** Start Provided records **

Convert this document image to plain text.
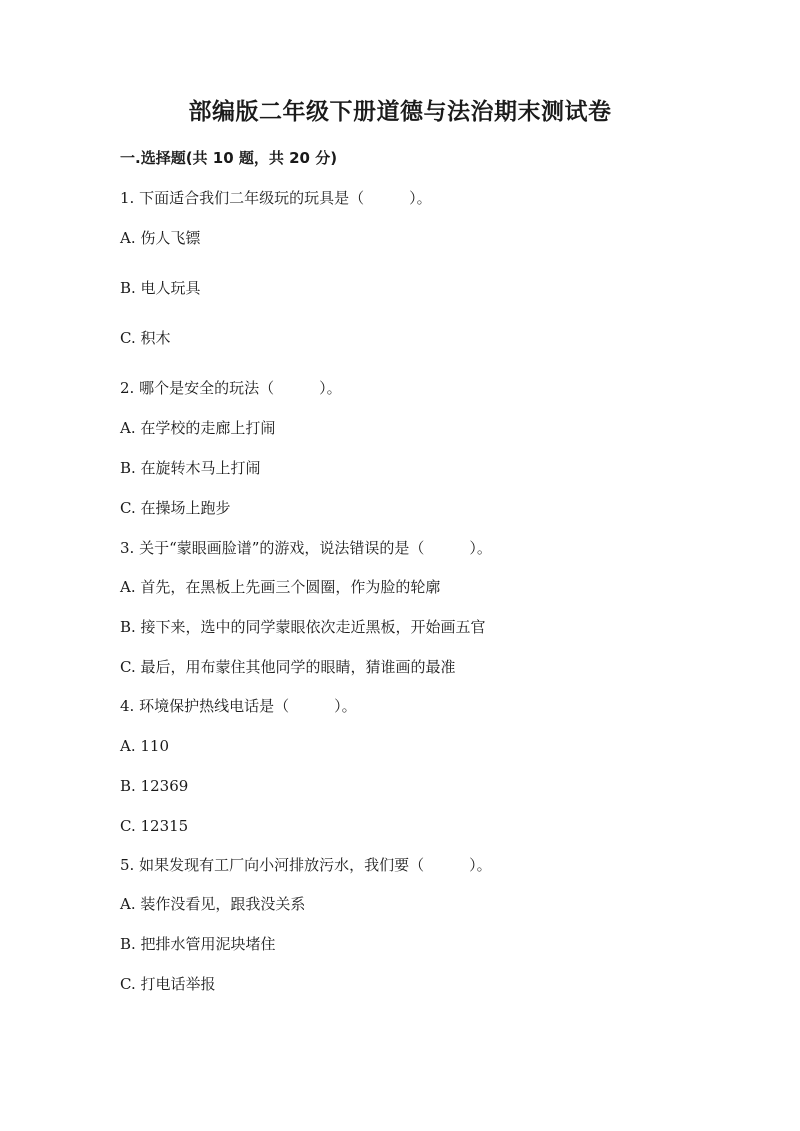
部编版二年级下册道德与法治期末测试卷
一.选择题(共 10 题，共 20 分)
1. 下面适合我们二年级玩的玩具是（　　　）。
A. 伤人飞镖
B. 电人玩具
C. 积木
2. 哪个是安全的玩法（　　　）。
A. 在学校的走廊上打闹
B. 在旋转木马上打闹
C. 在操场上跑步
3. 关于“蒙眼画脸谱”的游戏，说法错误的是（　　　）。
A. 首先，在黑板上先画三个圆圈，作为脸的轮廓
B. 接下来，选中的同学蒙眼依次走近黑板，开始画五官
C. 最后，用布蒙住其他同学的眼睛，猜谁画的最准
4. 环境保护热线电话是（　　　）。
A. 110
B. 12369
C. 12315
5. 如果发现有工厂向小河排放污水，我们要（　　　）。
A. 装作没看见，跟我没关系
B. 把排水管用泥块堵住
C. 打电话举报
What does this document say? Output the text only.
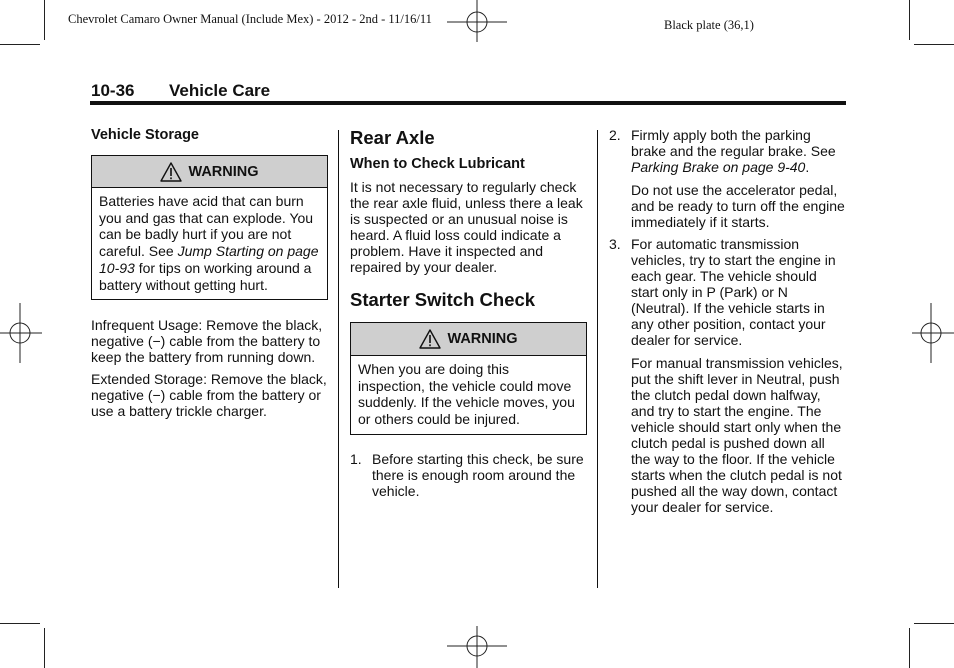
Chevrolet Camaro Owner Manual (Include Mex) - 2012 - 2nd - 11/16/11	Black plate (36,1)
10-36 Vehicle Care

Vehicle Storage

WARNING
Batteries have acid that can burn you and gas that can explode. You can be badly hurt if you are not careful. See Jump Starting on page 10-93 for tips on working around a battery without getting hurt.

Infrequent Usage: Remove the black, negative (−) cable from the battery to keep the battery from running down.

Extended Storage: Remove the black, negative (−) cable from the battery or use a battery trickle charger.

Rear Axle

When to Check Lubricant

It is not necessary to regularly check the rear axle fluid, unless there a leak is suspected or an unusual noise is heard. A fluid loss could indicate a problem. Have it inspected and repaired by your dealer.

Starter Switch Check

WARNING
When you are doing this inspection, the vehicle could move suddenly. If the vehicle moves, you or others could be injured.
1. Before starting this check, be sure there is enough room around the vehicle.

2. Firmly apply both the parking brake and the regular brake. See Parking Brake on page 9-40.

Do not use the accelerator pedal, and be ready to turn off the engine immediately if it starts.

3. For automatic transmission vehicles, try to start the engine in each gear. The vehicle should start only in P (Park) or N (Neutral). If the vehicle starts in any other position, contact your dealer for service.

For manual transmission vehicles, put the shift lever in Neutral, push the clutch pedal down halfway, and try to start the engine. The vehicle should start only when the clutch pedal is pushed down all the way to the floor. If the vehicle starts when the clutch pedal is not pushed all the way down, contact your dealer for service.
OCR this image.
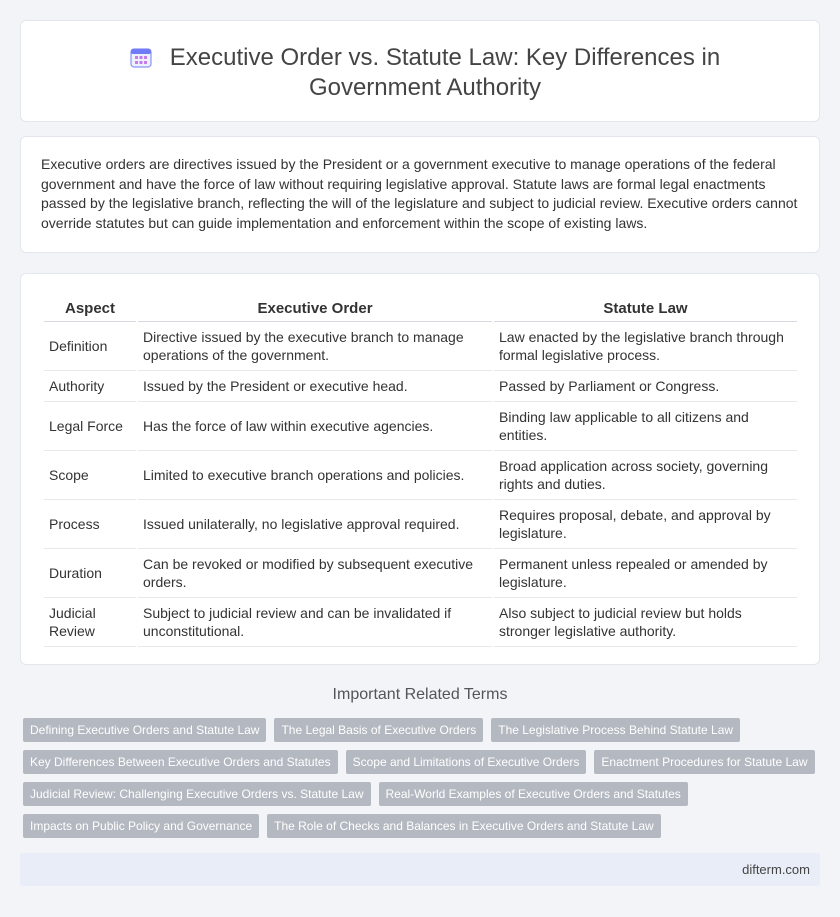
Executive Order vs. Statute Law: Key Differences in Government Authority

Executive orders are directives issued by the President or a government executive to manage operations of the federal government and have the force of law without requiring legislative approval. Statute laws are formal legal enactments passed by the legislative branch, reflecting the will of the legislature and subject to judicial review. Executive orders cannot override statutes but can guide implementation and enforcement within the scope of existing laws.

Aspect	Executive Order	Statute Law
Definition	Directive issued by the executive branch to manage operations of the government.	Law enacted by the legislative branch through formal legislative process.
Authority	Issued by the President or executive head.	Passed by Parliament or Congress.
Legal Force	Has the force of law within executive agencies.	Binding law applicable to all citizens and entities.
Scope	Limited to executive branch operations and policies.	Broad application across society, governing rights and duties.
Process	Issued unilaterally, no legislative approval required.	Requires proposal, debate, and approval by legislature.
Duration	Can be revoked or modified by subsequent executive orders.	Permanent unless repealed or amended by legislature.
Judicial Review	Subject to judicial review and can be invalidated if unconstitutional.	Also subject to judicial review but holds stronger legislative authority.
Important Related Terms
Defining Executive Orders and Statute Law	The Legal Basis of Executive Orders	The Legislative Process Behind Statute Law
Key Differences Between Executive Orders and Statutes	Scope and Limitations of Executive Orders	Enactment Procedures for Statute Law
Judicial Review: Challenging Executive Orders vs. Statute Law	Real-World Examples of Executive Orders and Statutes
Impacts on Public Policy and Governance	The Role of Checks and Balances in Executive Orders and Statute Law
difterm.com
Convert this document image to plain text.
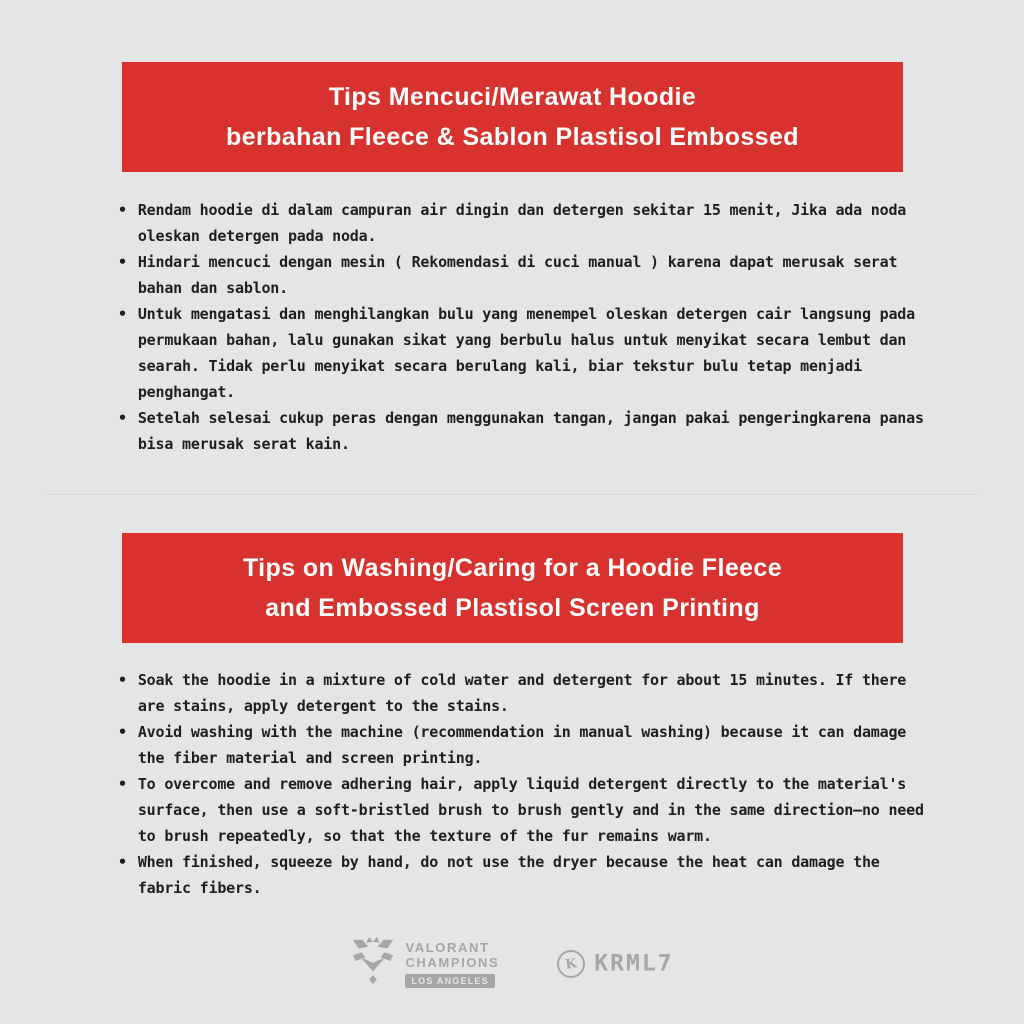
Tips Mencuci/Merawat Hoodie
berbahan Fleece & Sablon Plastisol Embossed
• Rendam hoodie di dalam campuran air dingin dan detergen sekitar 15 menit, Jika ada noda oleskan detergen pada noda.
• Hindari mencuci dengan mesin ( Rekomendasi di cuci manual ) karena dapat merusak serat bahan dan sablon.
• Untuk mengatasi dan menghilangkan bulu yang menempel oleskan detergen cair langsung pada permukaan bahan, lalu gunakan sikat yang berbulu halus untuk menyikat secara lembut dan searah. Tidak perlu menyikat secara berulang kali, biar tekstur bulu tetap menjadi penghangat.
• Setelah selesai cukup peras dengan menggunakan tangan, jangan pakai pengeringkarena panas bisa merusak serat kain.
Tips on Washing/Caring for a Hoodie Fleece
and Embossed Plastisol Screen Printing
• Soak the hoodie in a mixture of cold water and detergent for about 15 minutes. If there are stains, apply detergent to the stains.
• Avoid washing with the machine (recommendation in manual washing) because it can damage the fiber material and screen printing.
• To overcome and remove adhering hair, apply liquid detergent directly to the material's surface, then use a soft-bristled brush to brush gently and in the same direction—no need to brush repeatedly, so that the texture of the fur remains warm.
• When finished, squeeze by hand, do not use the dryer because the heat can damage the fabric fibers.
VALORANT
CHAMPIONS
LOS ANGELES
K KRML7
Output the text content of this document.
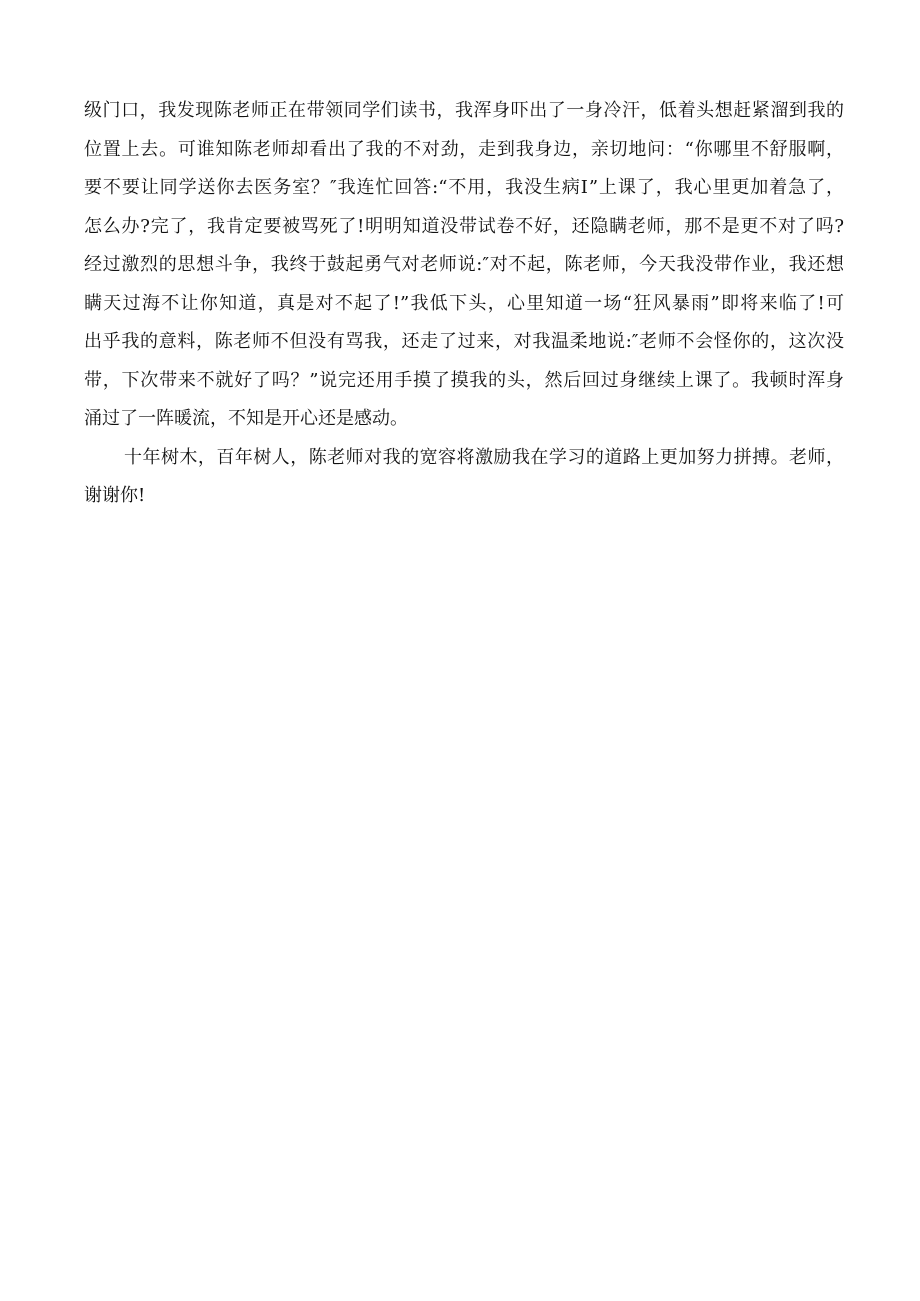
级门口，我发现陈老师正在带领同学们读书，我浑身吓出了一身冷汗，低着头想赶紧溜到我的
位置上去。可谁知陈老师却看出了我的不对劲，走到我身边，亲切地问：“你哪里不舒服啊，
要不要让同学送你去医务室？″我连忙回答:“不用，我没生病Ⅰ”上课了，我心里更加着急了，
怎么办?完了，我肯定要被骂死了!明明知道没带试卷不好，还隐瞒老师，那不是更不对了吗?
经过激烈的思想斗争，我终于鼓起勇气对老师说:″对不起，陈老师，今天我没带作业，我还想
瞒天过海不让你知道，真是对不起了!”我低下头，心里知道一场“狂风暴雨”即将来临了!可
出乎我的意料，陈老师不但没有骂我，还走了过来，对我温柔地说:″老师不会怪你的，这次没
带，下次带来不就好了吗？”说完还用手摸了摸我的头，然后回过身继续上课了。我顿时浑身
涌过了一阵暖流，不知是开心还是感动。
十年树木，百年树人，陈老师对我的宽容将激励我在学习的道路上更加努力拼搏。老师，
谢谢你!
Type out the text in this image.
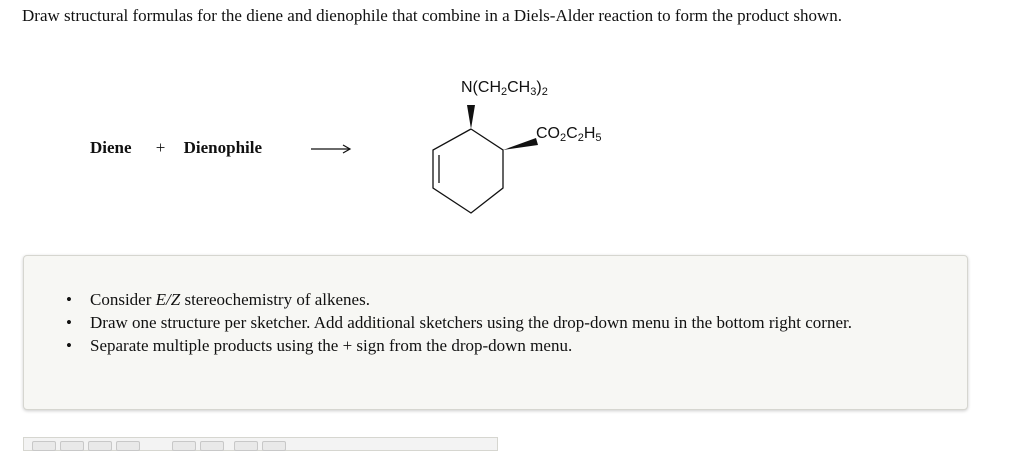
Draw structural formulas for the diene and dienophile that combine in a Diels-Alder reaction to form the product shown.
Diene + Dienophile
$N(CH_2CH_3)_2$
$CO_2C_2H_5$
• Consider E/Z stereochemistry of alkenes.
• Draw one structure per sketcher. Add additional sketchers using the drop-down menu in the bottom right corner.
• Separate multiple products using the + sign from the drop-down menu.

** End Provided records **

● Brief
Quote each entry above verbatim and drop the pictures.

● Full response
Convert this document image to plain text.
部编版二年级下册道德与法治期末测试卷
一.选择题(共 10 题，共 20 分)
1. 下面适合我们二年级玩的玩具是（　　　）。
A. 伤人飞镖
B. 电人玩具
C. 积木
2. 哪个是安全的玩法（　　　）。
A. 在学校的走廊上打闹
B. 在旋转木马上打闹
C. 在操场上跑步
3. 关于“蒙眼画脸谱”的游戏，说法错误的是（　　　）。
A. 首先，在黑板上先画三个圆圈，作为脸的轮廓
B. 接下来，选中的同学蒙眼依次走近黑板，开始画五官
C. 最后，用布蒙住其他同学的眼睛，猜谁画的最准
4. 环境保护热线电话是（　　　）。
A. 110
B. 12369
C. 12315
5. 如果发现有工厂向小河排放污水，我们要（　　　）。
A. 装作没看见，跟我没关系
B. 把排水管用泥块堵住
C. 打电话举报
What does this document say? Output the text only.
Chevrolet Camaro Owner Manual (Include Mex) - 2012 - 2nd - 11/16/11	Black plate (36,1)
10-36 Vehicle Care

Vehicle Storage

WARNING
Batteries have acid that can burn you and gas that can explode. You can be badly hurt if you are not careful. See Jump Starting on page 10-93 for tips on working around a battery without getting hurt.

Infrequent Usage: Remove the black, negative (−) cable from the battery to keep the battery from running down.

Extended Storage: Remove the black, negative (−) cable from the battery or use a battery trickle charger.

Rear Axle

When to Check Lubricant

It is not necessary to regularly check the rear axle fluid, unless there a leak is suspected or an unusual noise is heard. A fluid loss could indicate a problem. Have it inspected and repaired by your dealer.

Starter Switch Check

WARNING
When you are doing this inspection, the vehicle could move suddenly. If the vehicle moves, you or others could be injured.
1. Before starting this check, be sure there is enough room around the vehicle.

2. Firmly apply both the parking brake and the regular brake. See Parking Brake on page 9-40.

Do not use the accelerator pedal, and be ready to turn off the engine immediately if it starts.

3. For automatic transmission vehicles, try to start the engine in each gear. The vehicle should start only in P (Park) or N (Neutral). If the vehicle starts in any other position, contact your dealer for service.

For manual transmission vehicles, put the shift lever in Neutral, push the clutch pedal down halfway, and try to start the engine. The vehicle should start only when the clutch pedal is pushed down all the way to the floor. If the vehicle starts when the clutch pedal is not pushed all the way down, contact your dealer for service.
OCR this image.
Executive Order vs. Statute Law: Key Differences in Government Authority

Executive orders are directives issued by the President or a government executive to manage operations of the federal government and have the force of law without requiring legislative approval. Statute laws are formal legal enactments passed by the legislative branch, reflecting the will of the legislature and subject to judicial review. Executive orders cannot override statutes but can guide implementation and enforcement within the scope of existing laws.

Aspect	Executive Order	Statute Law
Definition	Directive issued by the executive branch to manage operations of the government.	Law enacted by the legislative branch through formal legislative process.
Authority	Issued by the President or executive head.	Passed by Parliament or Congress.
Legal Force	Has the force of law within executive agencies.	Binding law applicable to all citizens and entities.
Scope	Limited to executive branch operations and policies.	Broad application across society, governing rights and duties.
Process	Issued unilaterally, no legislative approval required.	Requires proposal, debate, and approval by legislature.
Duration	Can be revoked or modified by subsequent executive orders.	Permanent unless repealed or amended by legislature.
Judicial Review	Subject to judicial review and can be invalidated if unconstitutional.	Also subject to judicial review but holds stronger legislative authority.
Important Related Terms
Defining Executive Orders and Statute Law	The Legal Basis of Executive Orders	The Legislative Process Behind Statute Law
Key Differences Between Executive Orders and Statutes	Scope and Limitations of Executive Orders	Enactment Procedures for Statute Law
Judicial Review: Challenging Executive Orders vs. Statute Law	Real-World Examples of Executive Orders and Statutes
Impacts on Public Policy and Governance	The Role of Checks and Balances in Executive Orders and Statute Law
difterm.com
Convert this document image to plain text.
Tips Mencuci/Merawat Hoodie
berbahan Fleece & Sablon Plastisol Embossed
• Rendam hoodie di dalam campuran air dingin dan detergen sekitar 15 menit, Jika ada noda oleskan detergen pada noda.
• Hindari mencuci dengan mesin ( Rekomendasi di cuci manual ) karena dapat merusak serat bahan dan sablon.
• Untuk mengatasi dan menghilangkan bulu yang menempel oleskan detergen cair langsung pada permukaan bahan, lalu gunakan sikat yang berbulu halus untuk menyikat secara lembut dan searah. Tidak perlu menyikat secara berulang kali, biar tekstur bulu tetap menjadi penghangat.
• Setelah selesai cukup peras dengan menggunakan tangan, jangan pakai pengeringkarena panas bisa merusak serat kain.
Tips on Washing/Caring for a Hoodie Fleece
and Embossed Plastisol Screen Printing
• Soak the hoodie in a mixture of cold water and detergent for about 15 minutes. If there are stains, apply detergent to the stains.
• Avoid washing with the machine (recommendation in manual washing) because it can damage the fiber material and screen printing.
• To overcome and remove adhering hair, apply liquid detergent directly to the material's surface, then use a soft-bristled brush to brush gently and in the same direction—no need to brush repeatedly, so that the texture of the fur remains warm.
• When finished, squeeze by hand, do not use the dryer because the heat can damage the fabric fibers.
VALORANT
CHAMPIONS
LOS ANGELES
K KRML7
Output the text content of this document.
级门口，我发现陈老师正在带领同学们读书，我浑身吓出了一身冷汗，低着头想赶紧溜到我的
位置上去。可谁知陈老师却看出了我的不对劲，走到我身边，亲切地问：“你哪里不舒服啊，
要不要让同学送你去医务室？″我连忙回答:“不用，我没生病Ⅰ”上课了，我心里更加着急了，
怎么办?完了，我肯定要被骂死了!明明知道没带试卷不好，还隐瞒老师，那不是更不对了吗?
经过激烈的思想斗争，我终于鼓起勇气对老师说:″对不起，陈老师，今天我没带作业，我还想
瞒天过海不让你知道，真是对不起了!”我低下头，心里知道一场“狂风暴雨”即将来临了!可
出乎我的意料，陈老师不但没有骂我，还走了过来，对我温柔地说:″老师不会怪你的，这次没
带，下次带来不就好了吗？”说完还用手摸了摸我的头，然后回过身继续上课了。我顿时浑身
涌过了一阵暖流，不知是开心还是感动。
十年树木，百年树人，陈老师对我的宽容将激励我在学习的道路上更加努力拼搏。老师，
谢谢你!
Type out the text in this image.
Draw structural formulas for the diene and dienophile that combine in a Diels-Alder reaction to form the product shown.
Diene + Dienophile
$N(CH_2CH_3)_2$
$CO_2C_2H_5$
• Consider E/Z stereochemistry of alkenes.
• Draw one structure per sketcher. Add additional sketchers using the drop-down menu in the bottom right corner.
• Separate multiple products using the + sign from the drop-down menu.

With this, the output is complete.